— start of DATA SUPPLIED —

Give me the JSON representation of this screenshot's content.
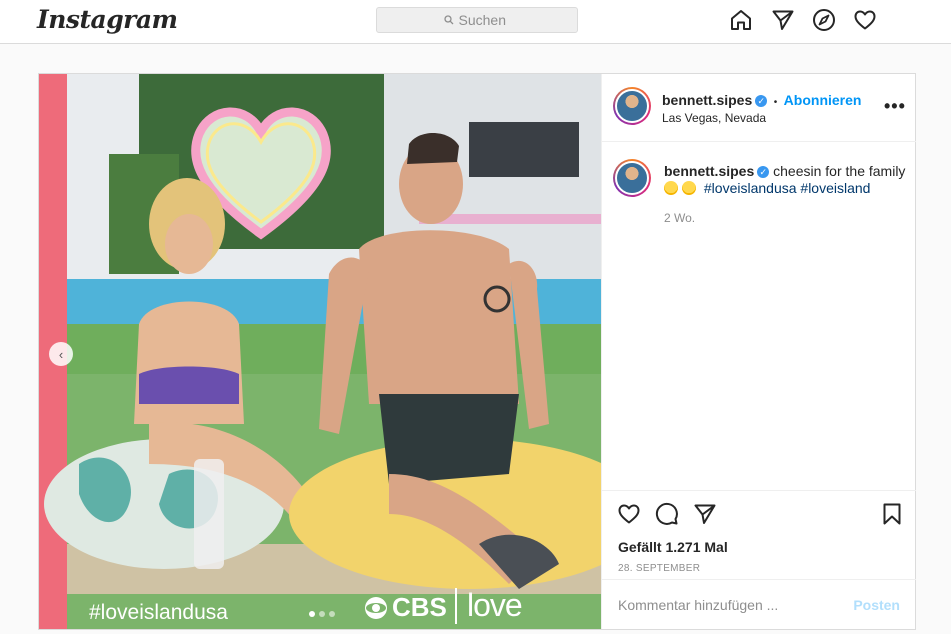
{
  "header": {
    "logo": "Instagram",
    "search_placeholder": "Suchen",
    "icons": [
      "home-icon",
      "direct-icon",
      "explore-icon",
      "activity-icon"
    ]
  },
  "post": {
    "username": "bennett.sipes",
    "verified": true,
    "separator": "•",
    "follow_label": "Abonnieren",
    "location": "Las Vegas, Nevada",
    "caption_text": "cheesin for the family",
    "caption_emojis": [
      "grinning-face-emoji",
      "grinning-face-emoji"
    ],
    "hashtags": [
      "#loveislandusa",
      "#loveisland"
    ],
    "time_ago": "2 Wo.",
    "likes": "Gefällt 1.271 Mal",
    "date": "28. SEPTEMBER",
    "comment_placeholder": "Kommentar hinzufügen ...",
    "post_button": "Posten",
    "more_label": "•••",
    "carousel_prev": "‹"
  },
  "media": {
    "overlay_hashtag": "#loveislandusa",
    "network_logo": "CBS",
    "show_logo": "love island",
    "colors": {
      "grass": "#7cb46b",
      "pool": "#4fb3d9",
      "heart_neon": "#f6a3c8",
      "beanbag_yellow": "#f2d36b",
      "beanbag_pattern": "#5fb0a7",
      "left_stripe": "#ee6b7a"
    }
  },
  "colors": {
    "accent": "#0095f6",
    "hashtag": "#00376b",
    "muted": "#8e8e8e",
    "border": "#dbdbdb"
  }
}
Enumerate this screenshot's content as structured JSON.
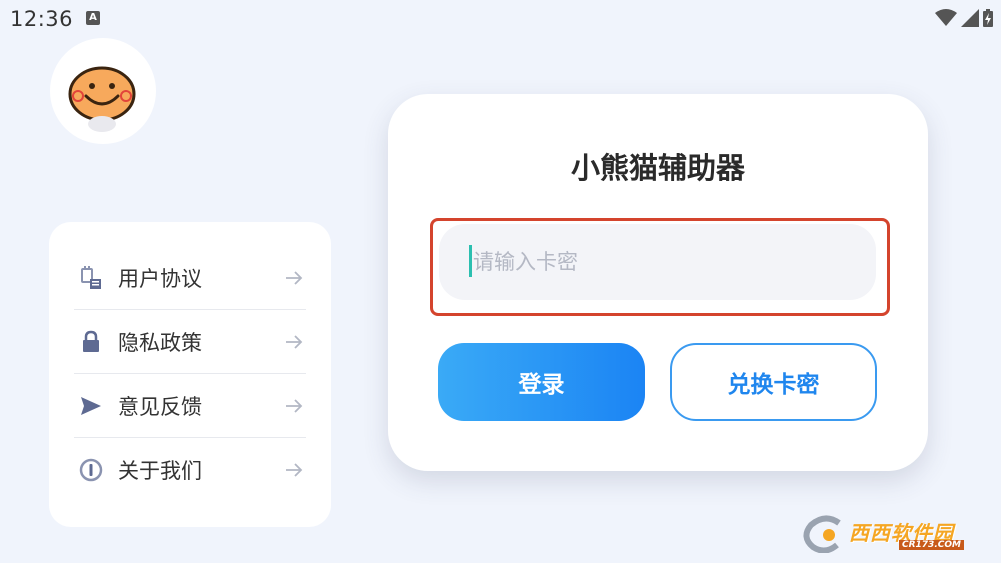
{
  "status_bar": {
    "time": "12:36",
    "notification_badge": "A"
  },
  "menu": {
    "items": [
      {
        "label": "用户协议",
        "icon": "agreement-icon"
      },
      {
        "label": "隐私政策",
        "icon": "lock-icon"
      },
      {
        "label": "意见反馈",
        "icon": "send-icon"
      },
      {
        "label": "关于我们",
        "icon": "info-icon"
      }
    ]
  },
  "login": {
    "title": "小熊猫辅助器",
    "input_placeholder": "请输入卡密",
    "input_value": "",
    "login_label": "登录",
    "redeem_label": "兑换卡密"
  },
  "watermark": {
    "text": "西西软件园",
    "sub": "CR173.COM"
  },
  "colors": {
    "accent": "#1b84f4",
    "highlight_border": "#d4442d",
    "background": "#f0f4fc"
  }
}
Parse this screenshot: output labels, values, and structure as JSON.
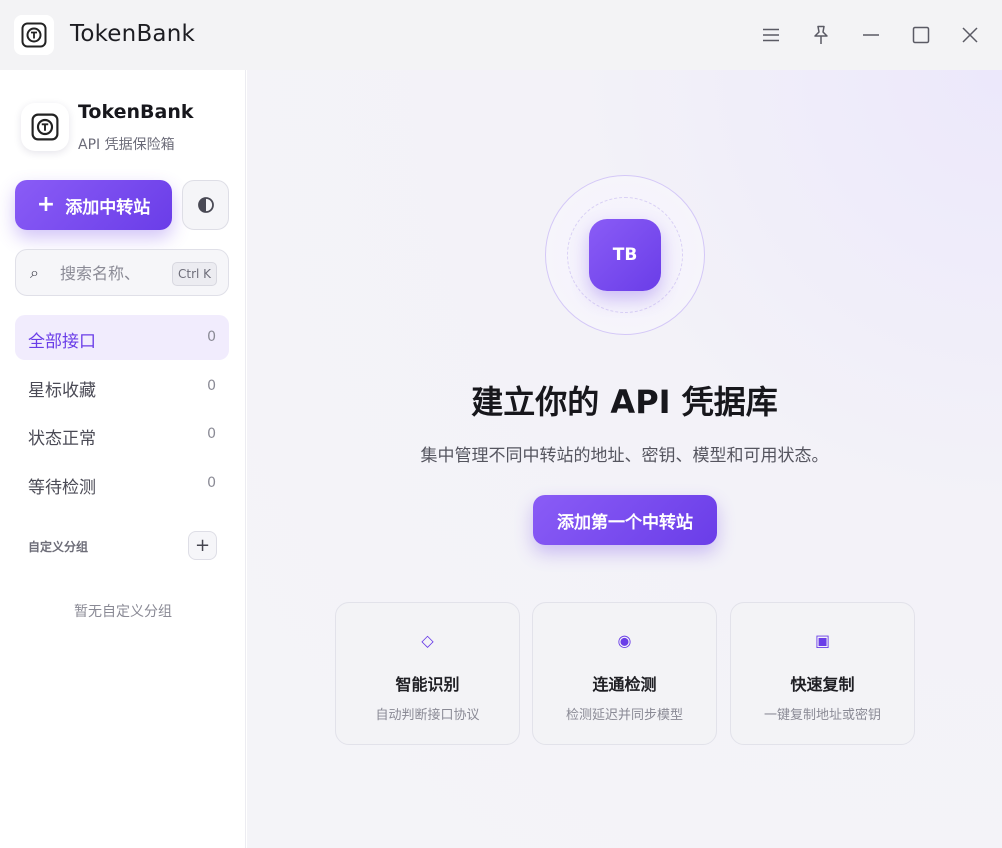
{
  "titlebar": {
    "title": "TokenBank",
    "icons": [
      "app-logo-icon",
      "menu-icon",
      "pin-icon",
      "minimize-icon",
      "maximize-icon",
      "close-icon"
    ]
  },
  "sidebar": {
    "brand_name": "TokenBank",
    "brand_subtitle": "API 凭据保险箱",
    "add_button_label": "添加中转站",
    "search": {
      "placeholder": "搜索名称、",
      "shortcut": "Ctrl K"
    },
    "nav_items": [
      {
        "label": "全部接口",
        "count": "0",
        "active": true
      },
      {
        "label": "星标收藏",
        "count": "0"
      },
      {
        "label": "状态正常",
        "count": "0"
      },
      {
        "label": "等待检测",
        "count": "0"
      }
    ],
    "custom_group_title": "自定义分组",
    "custom_group_empty": "暂无自定义分组"
  },
  "main": {
    "badge_text": "TB",
    "title": "建立你的 API 凭据库",
    "subtitle": "集中管理不同中转站的地址、密钥、模型和可用状态。",
    "cta_label": "添加第一个中转站",
    "features": [
      {
        "icon": "◇",
        "icon_name": "diamond-icon",
        "title": "智能识别",
        "desc": "自动判断接口协议"
      },
      {
        "icon": "◉",
        "icon_name": "target-icon",
        "title": "连通检测",
        "desc": "检测延迟并同步模型"
      },
      {
        "icon": "▣",
        "icon_name": "copy-square-icon",
        "title": "快速复制",
        "desc": "一键复制地址或密钥"
      }
    ]
  },
  "colors": {
    "accent": "#6a3de8",
    "accent_light": "#8a5cf6",
    "active_nav_bg": "#f1ecfd"
  }
}
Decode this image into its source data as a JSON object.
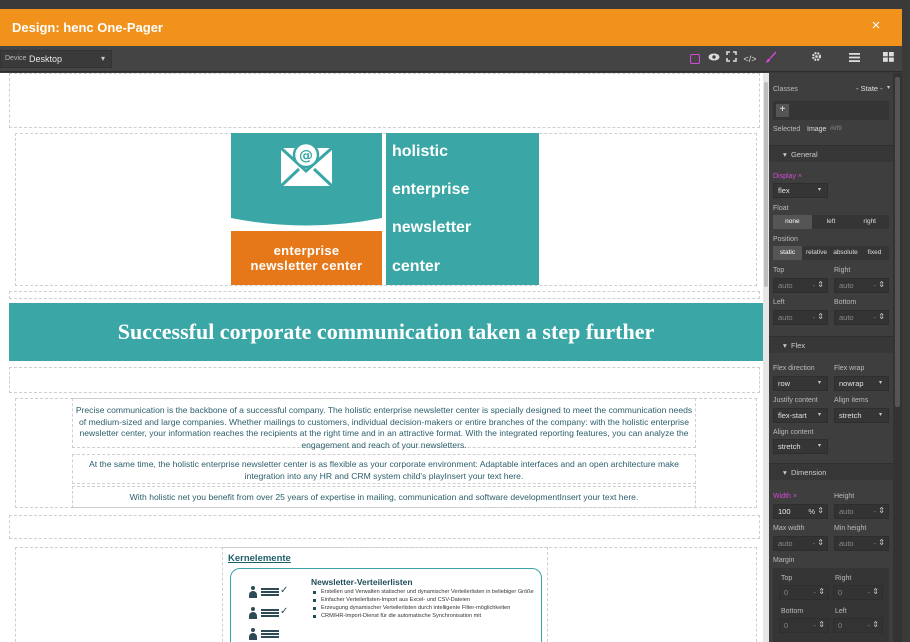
{
  "window": {
    "title": "Design: henc One-Pager",
    "close_glyph": "×"
  },
  "toolbar": {
    "device_label": "Device",
    "device_value": "Desktop",
    "icons": [
      "outline-toggle-icon",
      "eye-preview-icon",
      "fullscreen-icon",
      "code-icon",
      "brush-icon",
      "gear-icon",
      "hamburger-menu-icon",
      "blocks-grid-icon"
    ],
    "accent_color": "#d24ad6",
    "bar_color": "#f0921c"
  },
  "logo": {
    "left_line1": "enterprise",
    "left_line2": "newsletter center",
    "right_lines": [
      "holistic",
      "enterprise",
      "newsletter",
      "center"
    ],
    "teal": "#3aa7a6",
    "orange": "#e6781a"
  },
  "banner": {
    "text": "Successful corporate communication taken a step further"
  },
  "paragraphs": {
    "p1": "Precise communication is the backbone of a successful company. The holistic enterprise newsletter center is specially designed to meet the communication needs of medium-sized and large companies. Whether mailings to customers, individual decision-makers or entire branches of the company: with the holistic enterprise newsletter center, your information reaches the recipients at the right time and in an attractive format. With the integrated reporting features, you can analyze the engagement and reach of your newsletters.",
    "p2": "At the same time, the holistic enterprise newsletter center is as flexible as your corporate environment: Adaptable interfaces and an open architecture make integration into any HR and CRM system child's playInsert your text here.",
    "p3": "With holistic net you benefit from over 25 years of expertise in mailing, communication and software developmentInsert your text here."
  },
  "key_elements": {
    "title": "Kernelemente",
    "card_heading": "Newsletter-Verteilerlisten",
    "bullets": [
      "Erstellen und Verwalten statischer und dynamischer Verteilerlisten in beliebiger Größe",
      "Einfacher Verteilerlisten-Import aus Excel- und CSV-Dateien",
      "Erzeugung dynamischer Verteilerlisten durch intelligente Filter-möglichkeiten",
      "CRM/HR-Import-Dienst für die automatische Synchronisation mit"
    ]
  },
  "panel": {
    "classes_label": "Classes",
    "state_value": "- State -",
    "add_button": "+",
    "selected_label": "Selected",
    "selected_value": "Image",
    "selected_id": "#irf9",
    "general_title": "General",
    "display_label": "Display",
    "display_value": "flex",
    "float_label": "Float",
    "float_options": [
      "none",
      "left",
      "right"
    ],
    "position_label": "Position",
    "position_options": [
      "static",
      "relative",
      "absolute",
      "fixed"
    ],
    "top_label": "Top",
    "right_label": "Right",
    "left_label": "Left",
    "bottom_label": "Bottom",
    "auto": "auto",
    "dash": "-",
    "flex_title": "Flex",
    "flex_direction_label": "Flex direction",
    "flex_direction_value": "row",
    "flex_wrap_label": "Flex wrap",
    "flex_wrap_value": "nowrap",
    "justify_label": "Justify content",
    "justify_value": "flex-start",
    "align_items_label": "Align items",
    "align_items_value": "stretch",
    "align_content_label": "Align content",
    "align_content_value": "stretch",
    "dimension_title": "Dimension",
    "width_label": "Width",
    "width_value": "100",
    "width_unit": "%",
    "height_label": "Height",
    "max_width_label": "Max width",
    "min_height_label": "Min height",
    "margin_label": "Margin",
    "margin_top_label": "Top",
    "margin_right_label": "Right",
    "margin_bottom_label": "Bottom",
    "margin_left_label": "Left",
    "zero": "0",
    "remove_glyph": "×"
  }
}
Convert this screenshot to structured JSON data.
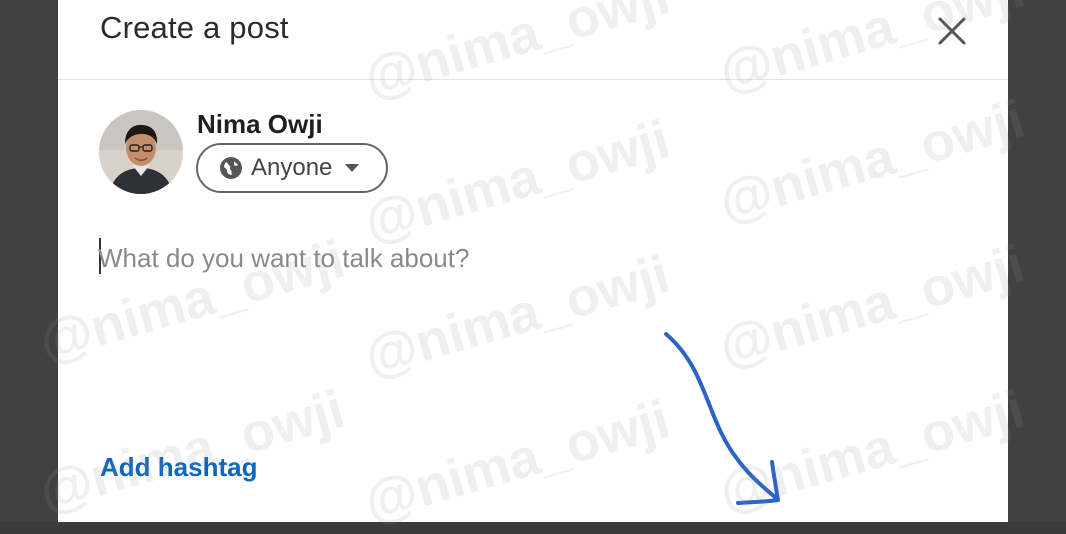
{
  "modal": {
    "title": "Create a post",
    "close_icon": "close-icon"
  },
  "author": {
    "name": "Nima Owji",
    "avatar_icon": "avatar-photo"
  },
  "visibility": {
    "label": "Anyone",
    "icon": "globe-icon",
    "caret_icon": "caret-down-icon"
  },
  "editor": {
    "placeholder": "What do you want to talk about?"
  },
  "footer": {
    "add_hashtag_label": "Add hashtag"
  },
  "watermark": {
    "text": "@nima_owji"
  },
  "colors": {
    "link": "#0a66c2",
    "backdrop": "#3b3b3b",
    "annotation_arrow": "#2b63c9"
  }
}
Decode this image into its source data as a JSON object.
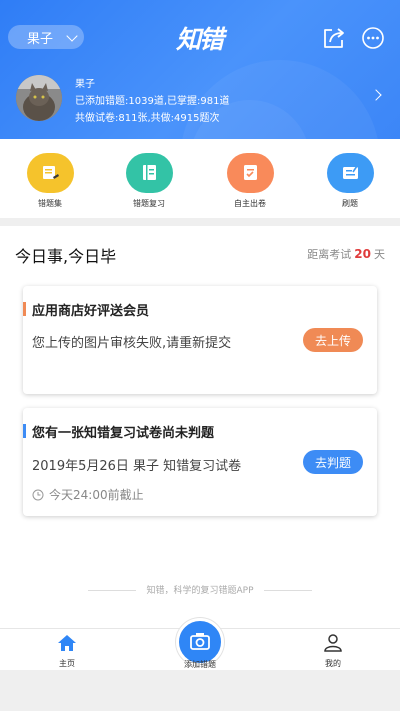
{
  "header": {
    "profile_select": "果子",
    "logo_text": "知错",
    "user": {
      "name": "果子",
      "stats_line1": "已添加错题:1039道,已掌握:981道",
      "stats_line2": "共做试卷:811张,共做:4915题次"
    }
  },
  "actions": [
    {
      "label": "错题集",
      "color": "#f5c32c",
      "icon": "error-book-icon"
    },
    {
      "label": "错题复习",
      "color": "#33c3a6",
      "icon": "review-book-icon"
    },
    {
      "label": "自主出卷",
      "color": "#f98a5a",
      "icon": "create-paper-icon"
    },
    {
      "label": "刷题",
      "color": "#3d9bf5",
      "icon": "practice-icon"
    }
  ],
  "main": {
    "title": "今日事,今日毕",
    "exam_prefix": "距离考试",
    "exam_days": "20",
    "exam_suffix": "天",
    "cards": [
      {
        "title": "应用商店好评送会员",
        "body": "您上传的图片审核失败,请重新提交",
        "button": "去上传",
        "accent": "#f08a55"
      },
      {
        "title": "您有一张知错复习试卷尚未判题",
        "body": "2019年5月26日 果子 知错复习试卷",
        "button": "去判题",
        "deadline": "今天24:00前截止",
        "accent": "#3d8cf5"
      }
    ],
    "footer_note": "知错，科学的复习错题APP"
  },
  "tabbar": {
    "home": "主页",
    "add": "添加错题",
    "mine": "我的",
    "active_color": "#2f86f6"
  }
}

— end of DATA SUPPLIED —

EXERCISE DIRECTIONS
Look above for lines with the word "body" and copy them all.

RESULT FOR THIS TASK
        "body": "您上传的图片审核失败,请重新提交",
        "body": "2019年5月26日 果子 知错复习试卷",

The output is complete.